• **RECORD EXTRACTS**

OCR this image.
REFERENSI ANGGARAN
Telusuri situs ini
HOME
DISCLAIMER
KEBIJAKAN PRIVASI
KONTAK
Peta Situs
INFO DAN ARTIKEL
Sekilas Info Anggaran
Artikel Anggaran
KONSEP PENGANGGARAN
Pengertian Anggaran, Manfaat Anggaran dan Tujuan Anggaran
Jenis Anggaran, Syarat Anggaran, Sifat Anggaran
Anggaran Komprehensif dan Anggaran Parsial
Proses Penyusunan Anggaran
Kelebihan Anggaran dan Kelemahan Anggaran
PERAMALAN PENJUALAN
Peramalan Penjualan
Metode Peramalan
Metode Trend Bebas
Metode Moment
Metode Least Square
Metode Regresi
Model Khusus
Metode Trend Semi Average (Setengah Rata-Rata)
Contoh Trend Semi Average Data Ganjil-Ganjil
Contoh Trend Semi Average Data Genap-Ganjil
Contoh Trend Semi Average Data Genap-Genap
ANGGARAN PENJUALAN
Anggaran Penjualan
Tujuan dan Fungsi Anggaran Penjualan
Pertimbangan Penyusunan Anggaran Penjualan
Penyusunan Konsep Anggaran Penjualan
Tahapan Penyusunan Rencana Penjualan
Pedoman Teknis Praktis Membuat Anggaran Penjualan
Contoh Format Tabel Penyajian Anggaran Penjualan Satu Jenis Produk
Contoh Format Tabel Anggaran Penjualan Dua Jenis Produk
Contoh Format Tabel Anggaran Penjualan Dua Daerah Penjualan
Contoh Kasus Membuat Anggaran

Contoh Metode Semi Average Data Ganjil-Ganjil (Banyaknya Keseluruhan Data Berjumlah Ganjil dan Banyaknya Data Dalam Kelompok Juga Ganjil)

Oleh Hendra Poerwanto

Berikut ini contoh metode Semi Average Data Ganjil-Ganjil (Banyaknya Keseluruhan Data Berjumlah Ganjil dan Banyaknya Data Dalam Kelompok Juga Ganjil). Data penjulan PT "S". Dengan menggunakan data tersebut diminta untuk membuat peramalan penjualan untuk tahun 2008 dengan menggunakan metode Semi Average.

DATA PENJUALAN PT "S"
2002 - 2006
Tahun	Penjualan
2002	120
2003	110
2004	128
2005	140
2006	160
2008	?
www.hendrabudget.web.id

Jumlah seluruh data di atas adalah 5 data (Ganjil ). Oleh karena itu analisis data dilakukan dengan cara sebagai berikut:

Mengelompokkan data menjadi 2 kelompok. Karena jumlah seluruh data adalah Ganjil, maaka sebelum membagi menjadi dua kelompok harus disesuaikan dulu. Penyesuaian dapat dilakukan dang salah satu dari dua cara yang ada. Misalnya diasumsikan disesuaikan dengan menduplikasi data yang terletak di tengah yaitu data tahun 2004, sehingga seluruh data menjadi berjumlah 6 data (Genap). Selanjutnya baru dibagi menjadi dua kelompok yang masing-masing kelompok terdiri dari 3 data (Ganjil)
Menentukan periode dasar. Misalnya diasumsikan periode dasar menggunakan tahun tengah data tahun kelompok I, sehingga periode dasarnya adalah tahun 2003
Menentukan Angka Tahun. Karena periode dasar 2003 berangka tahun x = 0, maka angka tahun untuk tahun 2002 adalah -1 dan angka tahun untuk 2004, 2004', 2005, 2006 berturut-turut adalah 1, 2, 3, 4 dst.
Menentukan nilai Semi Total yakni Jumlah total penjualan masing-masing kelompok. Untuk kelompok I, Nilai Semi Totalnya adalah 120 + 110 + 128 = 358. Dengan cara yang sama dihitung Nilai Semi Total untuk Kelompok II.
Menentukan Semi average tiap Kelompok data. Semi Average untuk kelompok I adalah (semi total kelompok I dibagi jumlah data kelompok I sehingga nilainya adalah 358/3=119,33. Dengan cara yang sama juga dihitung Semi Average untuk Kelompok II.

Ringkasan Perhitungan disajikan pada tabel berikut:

• **YOUR TASK**
Go through the material and select each line with the string "Format" in it.

• **OUTPUT BELOW**
Contoh Format Tabel Penyajian Anggaran Penjualan Satu Jenis Produk
Contoh Format Tabel Anggaran Penjualan Dua Jenis Produk
Contoh Format Tabel Anggaran Penjualan Dua Daerah Penjualan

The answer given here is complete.